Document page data
++++++++

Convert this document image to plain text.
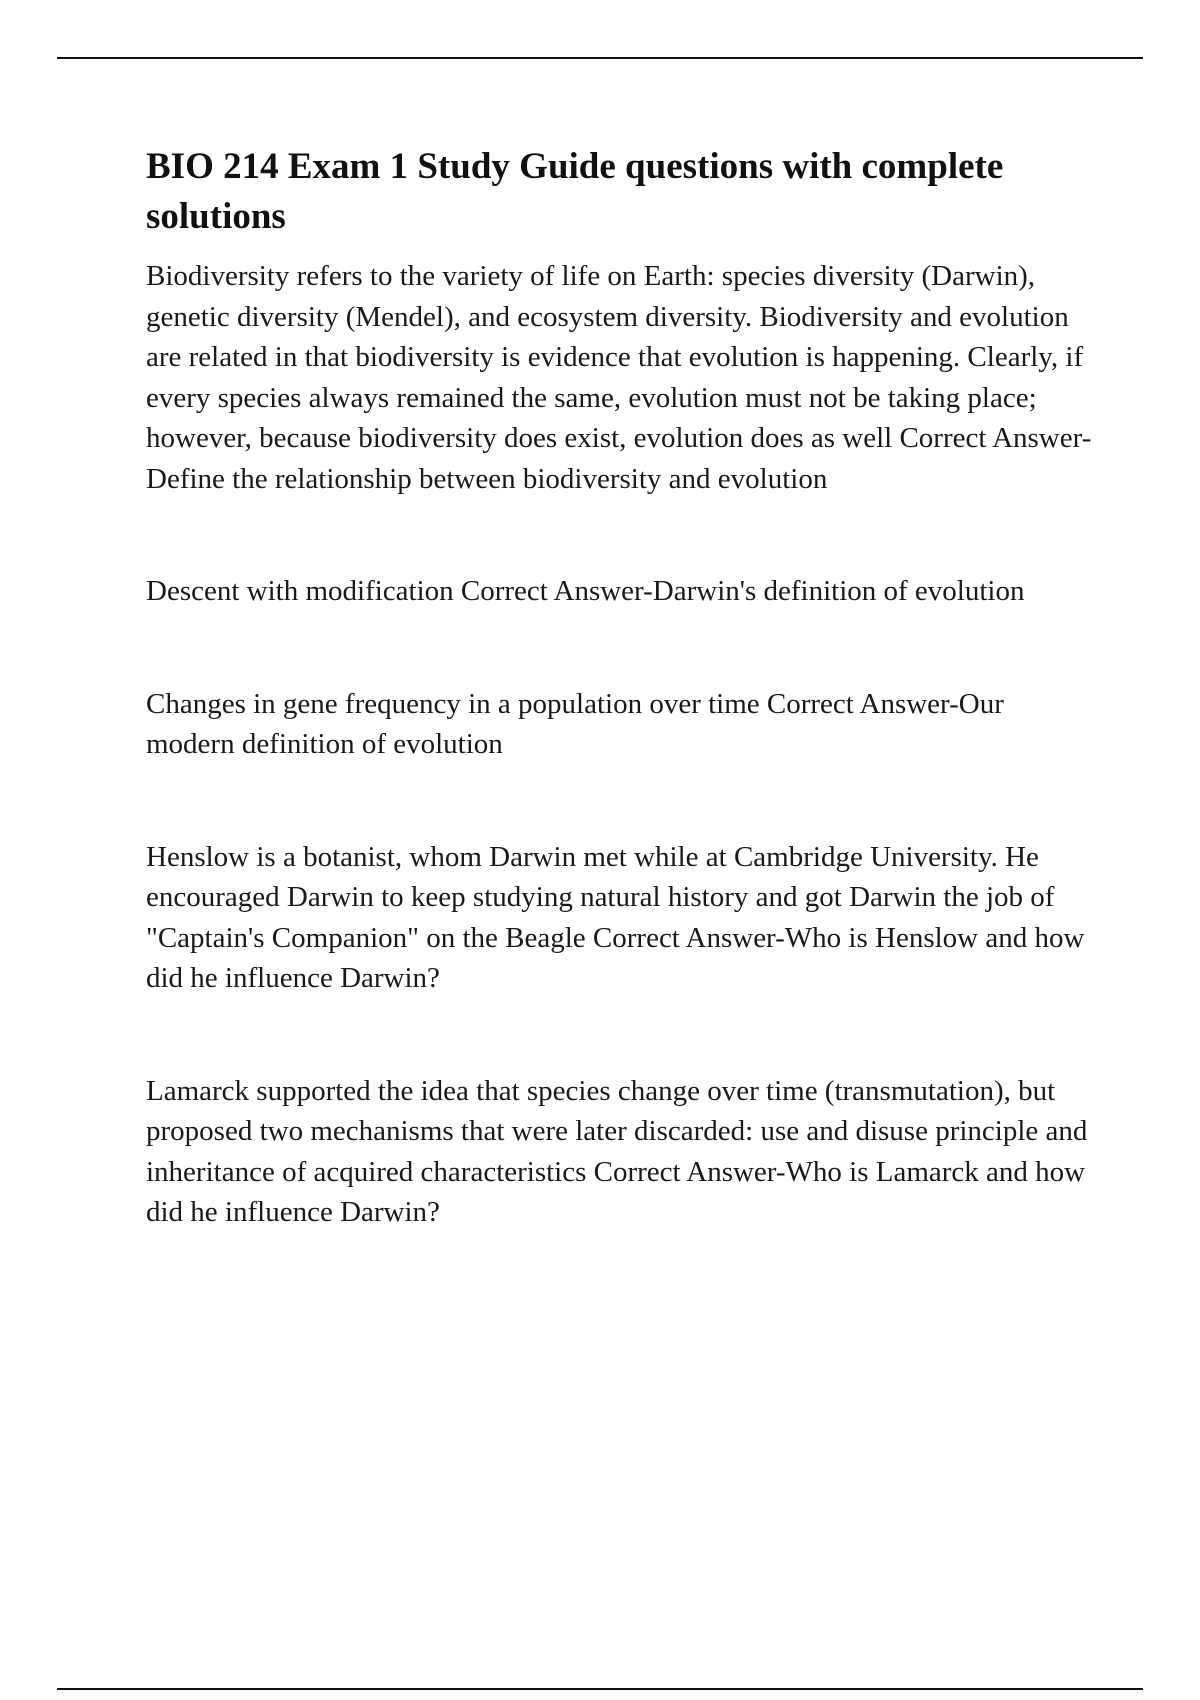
BIO 214 Exam 1 Study Guide questions with complete solutions

Biodiversity refers to the variety of life on Earth: species diversity (Darwin), genetic diversity (Mendel), and ecosystem diversity. Biodiversity and evolution are related in that biodiversity is evidence that evolution is happening. Clearly, if every species always remained the same, evolution must not be taking place; however, because biodiversity does exist, evolution does as well Correct Answer-Define the relationship between biodiversity and evolution

Descent with modification Correct Answer-Darwin's definition of evolution

Changes in gene frequency in a population over time Correct Answer-Our modern definition of evolution

Henslow is a botanist, whom Darwin met while at Cambridge University. He encouraged Darwin to keep studying natural history and got Darwin the job of "Captain's Companion" on the Beagle Correct Answer-Who is Henslow and how did he influence Darwin?

Lamarck supported the idea that species change over time (transmutation), but proposed two mechanisms that were later discarded: use and disuse principle and inheritance of acquired characteristics Correct Answer-Who is Lamarck and how did he influence Darwin?
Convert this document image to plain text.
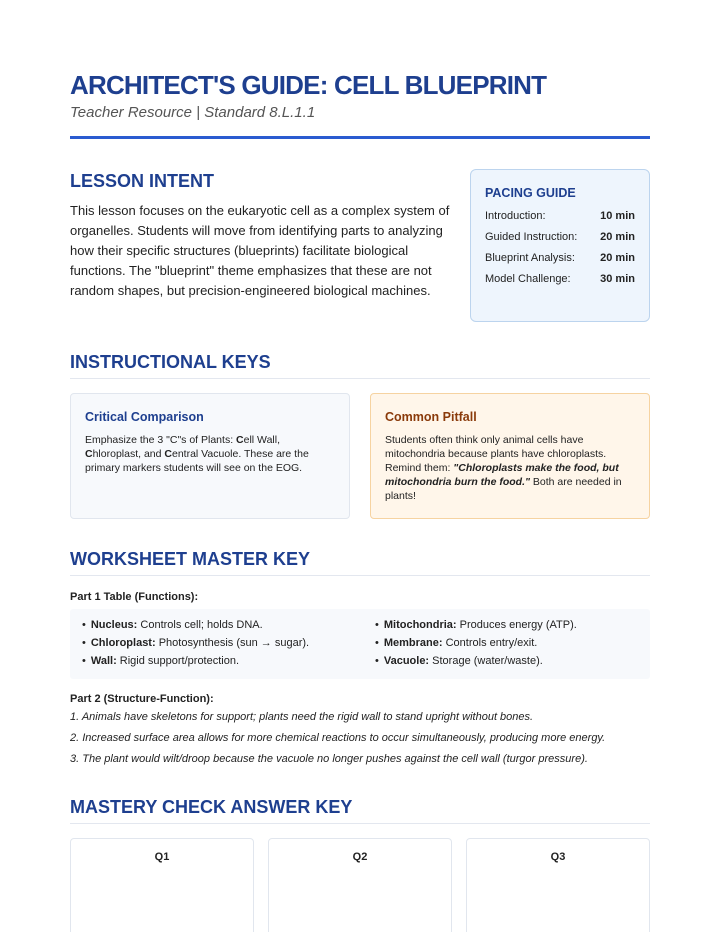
ARCHITECT'S GUIDE: CELL BLUEPRINT
Teacher Resource | Standard 8.L.1.1
LESSON INTENT
This lesson focuses on the eukaryotic cell as a complex system of organelles. Students will move from identifying parts to analyzing how their specific structures (blueprints) facilitate biological functions. The "blueprint" theme emphasizes that these are not random shapes, but precision-engineered biological machines.
PACING GUIDE
Introduction:	10 min
Guided Instruction: 20 min
Blueprint Analysis: 20 min
Model Challenge:	30 min
INSTRUCTIONAL KEYS
Critical Comparison
Emphasize the 3 "C"s of Plants: Cell Wall,
Chloroplast, and Central Vacuole. These are the primary markers students will see on the EOG.
Common Pitfall
Students often think only animal cells have mitochondria because plants have chloroplasts. Remind them: "Chloroplasts make the food, but mitochondria burn the food." Both are needed in plants!
WORKSHEET MASTER KEY
Part 1 Table (Functions):
• Nucleus: Controls cell; holds DNA.
• Chloroplast: Photosynthesis (sun → sugar).
• Wall: Rigid support/protection.
• Mitochondria: Produces energy (ATP).
• Membrane: Controls entry/exit.
• Vacuole: Storage (water/waste).
Part 2 (Structure-Function):
1. Animals have skeletons for support; plants need the rigid wall to stand upright without bones.
2. Increased surface area allows for more chemical reactions to occur simultaneously, producing more energy.
3. The plant would wilt/droop because the vacuole no longer pushes against the cell wall (turgor pressure).
MASTERY CHECK ANSWER KEY
Q1	Q2	Q3
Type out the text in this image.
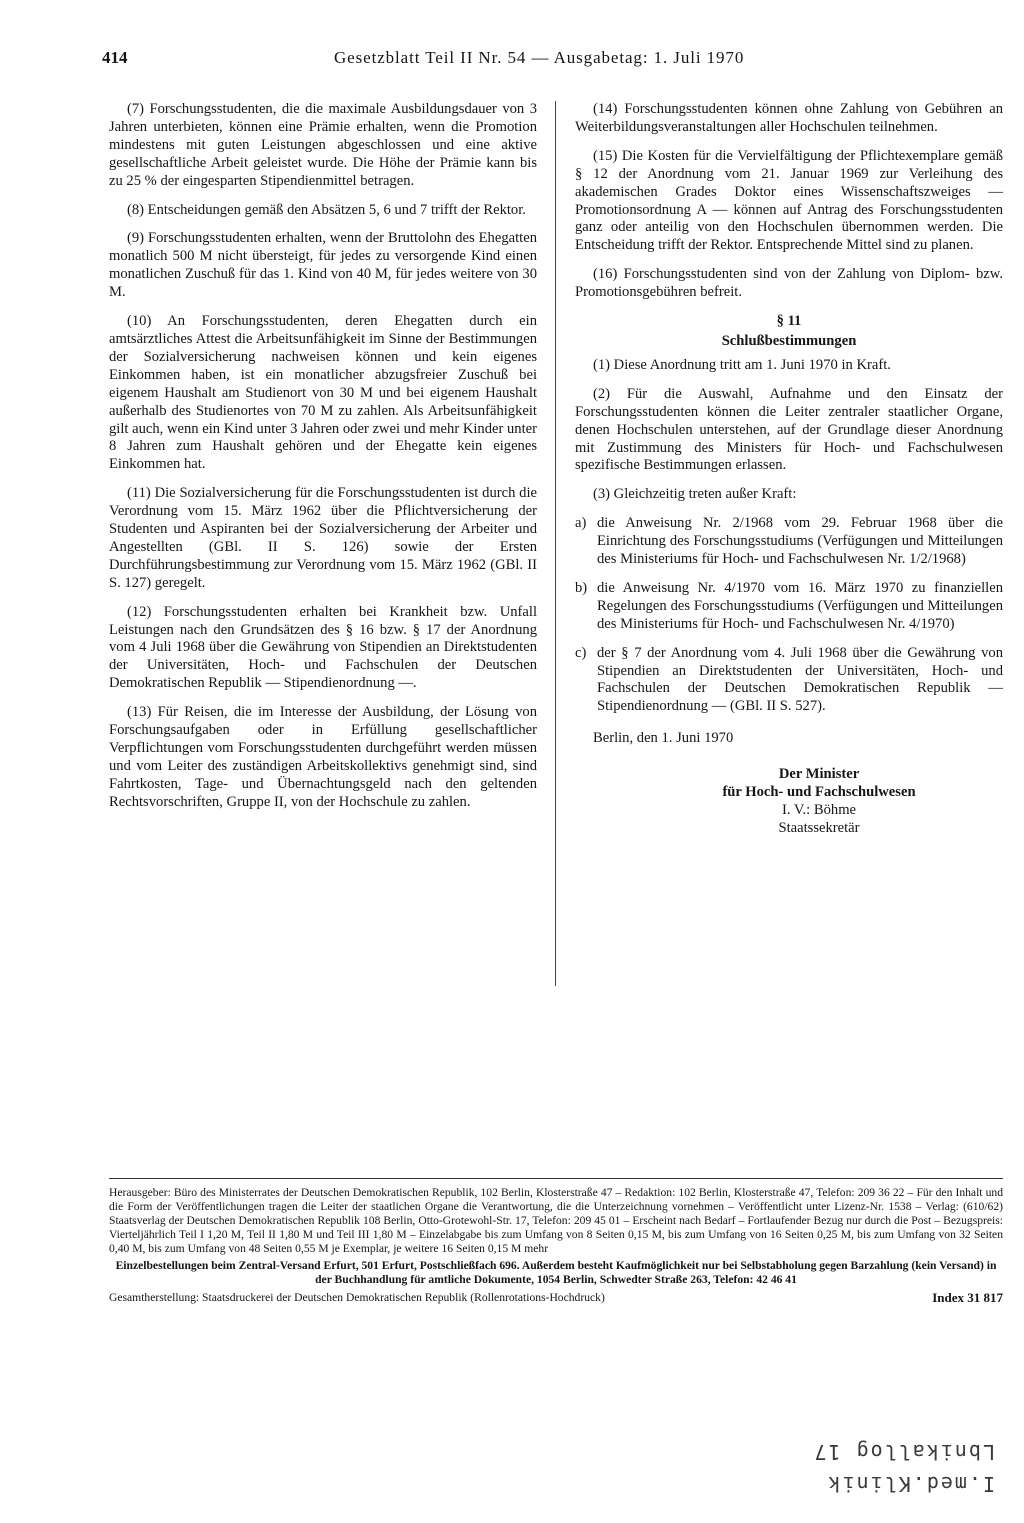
414	Gesetzblatt Teil II Nr. 54 — Ausgabetag: 1. Juli 1970

(7) Forschungsstudenten, die die maximale Ausbildungsdauer von 3 Jahren unterbieten, können eine Prämie erhalten, wenn die Promotion mindestens mit guten Leistungen abgeschlossen und eine aktive gesellschaftliche Arbeit geleistet wurde. Die Höhe der Prämie kann bis zu 25 % der eingesparten Stipendienmittel betragen.

(8) Entscheidungen gemäß den Absätzen 5, 6 und 7 trifft der Rektor.

(9) Forschungsstudenten erhalten, wenn der Bruttolohn des Ehegatten monatlich 500 M nicht übersteigt, für jedes zu versorgende Kind einen monatlichen Zuschuß für das 1. Kind von 40 M, für jedes weitere von 30 M.

(10) An Forschungsstudenten, deren Ehegatten durch ein amtsärztliches Attest die Arbeitsunfähigkeit im Sinne der Bestimmungen der Sozialversicherung nachweisen können und kein eigenes Einkommen haben, ist ein monatlicher abzugsfreier Zuschuß bei eigenem Haushalt am Studienort von 30 M und bei eigenem Haushalt außerhalb des Studienortes von 70 M zu zahlen. Als Arbeitsunfähigkeit gilt auch, wenn ein Kind unter 3 Jahren oder zwei und mehr Kinder unter 8 Jahren zum Haushalt gehören und der Ehegatte kein eigenes Einkommen hat.

(11) Die Sozialversicherung für die Forschungsstudenten ist durch die Verordnung vom 15. März 1962 über die Pflichtversicherung der Studenten und Aspiranten bei der Sozialversicherung der Arbeiter und Angestellten (GBl. II S. 126) sowie der Ersten Durchführungsbestimmung zur Verordnung vom 15. März 1962 (GBl. II S. 127) geregelt.

(12) Forschungsstudenten erhalten bei Krankheit bzw. Unfall Leistungen nach den Grundsätzen des § 16 bzw. § 17 der Anordnung vom 4 Juli 1968 über die Gewährung von Stipendien an Direktstudenten der Universitäten, Hoch- und Fachschulen der Deutschen Demokratischen Republik — Stipendienordnung —.

(13) Für Reisen, die im Interesse der Ausbildung, der Lösung von Forschungsaufgaben oder in Erfüllung gesellschaftlicher Verpflichtungen vom Forschungsstudenten durchgeführt werden müssen und vom Leiter des zuständigen Arbeitskollektivs genehmigt sind, sind Fahrtkosten, Tage- und Übernachtungsgeld nach den geltenden Rechtsvorschriften, Gruppe II, von der Hochschule zu zahlen.

(14) Forschungsstudenten können ohne Zahlung von Gebühren an Weiterbildungsveranstaltungen aller Hochschulen teilnehmen.

(15) Die Kosten für die Vervielfältigung der Pflichtexemplare gemäß § 12 der Anordnung vom 21. Januar 1969 zur Verleihung des akademischen Grades Doktor eines Wissenschaftszweiges — Promotionsordnung A — können auf Antrag des Forschungsstudenten ganz oder anteilig von den Hochschulen übernommen werden. Die Entscheidung trifft der Rektor. Entsprechende Mittel sind zu planen.

(16) Forschungsstudenten sind von der Zahlung von Diplom- bzw. Promotionsgebühren befreit.

§ 11
Schlußbestimmungen

(1) Diese Anordnung tritt am 1. Juni 1970 in Kraft.

(2) Für die Auswahl, Aufnahme und den Einsatz der Forschungsstudenten können die Leiter zentraler staatlicher Organe, denen Hochschulen unterstehen, auf der Grundlage dieser Anordnung mit Zustimmung des Ministers für Hoch- und Fachschulwesen spezifische Bestimmungen erlassen.

(3) Gleichzeitig treten außer Kraft:

a) die Anweisung Nr. 2/1968 vom 29. Februar 1968 über die Einrichtung des Forschungsstudiums (Verfügungen und Mitteilungen des Ministeriums für Hoch- und Fachschulwesen Nr. 1/2/1968)
b) die Anweisung Nr. 4/1970 vom 16. März 1970 zu finanziellen Regelungen des Forschungsstudiums (Verfügungen und Mitteilungen des Ministeriums für Hoch- und Fachschulwesen Nr. 4/1970)
c) der § 7 der Anordnung vom 4. Juli 1968 über die Gewährung von Stipendien an Direktstudenten der Universitäten, Hoch- und Fachschulen der Deutschen Demokratischen Republik — Stipendienordnung — (GBl. II S. 527).
Berlin, den 1. Juni 1970
Der Minister
für Hoch- und Fachschulwesen
I. V.: Böhme
Staatssekretär

Herausgeber: Büro des Ministerrates der Deutschen Demokratischen Republik, 102 Berlin, Klosterstraße 47 – Redaktion: 102 Berlin, Klosterstraße 47, Telefon: 209 36 22 – Für den Inhalt und die Form der Veröffentlichungen tragen die Leiter der staatlichen Organe die Verantwortung, die die Unterzeichnung vornehmen – Veröffentlicht unter Lizenz-Nr. 1538 – Verlag: (610/62) Staatsverlag der Deutschen Demokratischen Republik 108 Berlin, Otto-Grotewohl-Str. 17, Telefon: 209 45 01 – Erscheint nach Bedarf – Fortlaufender Bezug nur durch die Post – Bezugspreis: Vierteljährlich Teil I 1,20 M, Teil II 1,80 M und Teil III 1,80 M – Einzelabgabe bis zum Umfang von 8 Seiten 0,15 M, bis zum Umfang von 16 Seiten 0,25 M, bis zum Umfang von 32 Seiten 0,40 M, bis zum Umfang von 48 Seiten 0,55 M je Exemplar, je weitere 16 Seiten 0,15 M mehr

Einzelbestellungen beim Zentral-Versand Erfurt, 501 Erfurt, Postschließfach 696. Außerdem besteht Kaufmöglichkeit nur bei Selbstabholung gegen Barzahlung (kein Versand) in der Buchhandlung für amtliche Dokumente, 1054 Berlin, Schwedter Straße 263, Telefon: 42 46 41

Gesamtherstellung: Staatsdruckerei der Deutschen Demokratischen Republik (Rollenrotations-Hochdruck)	Index 31 817
Lbnikallog 17
I.med.Klinik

++++++++

Line count for the string "weitere": please say how many lines in the entries above contain it, with no other words.

2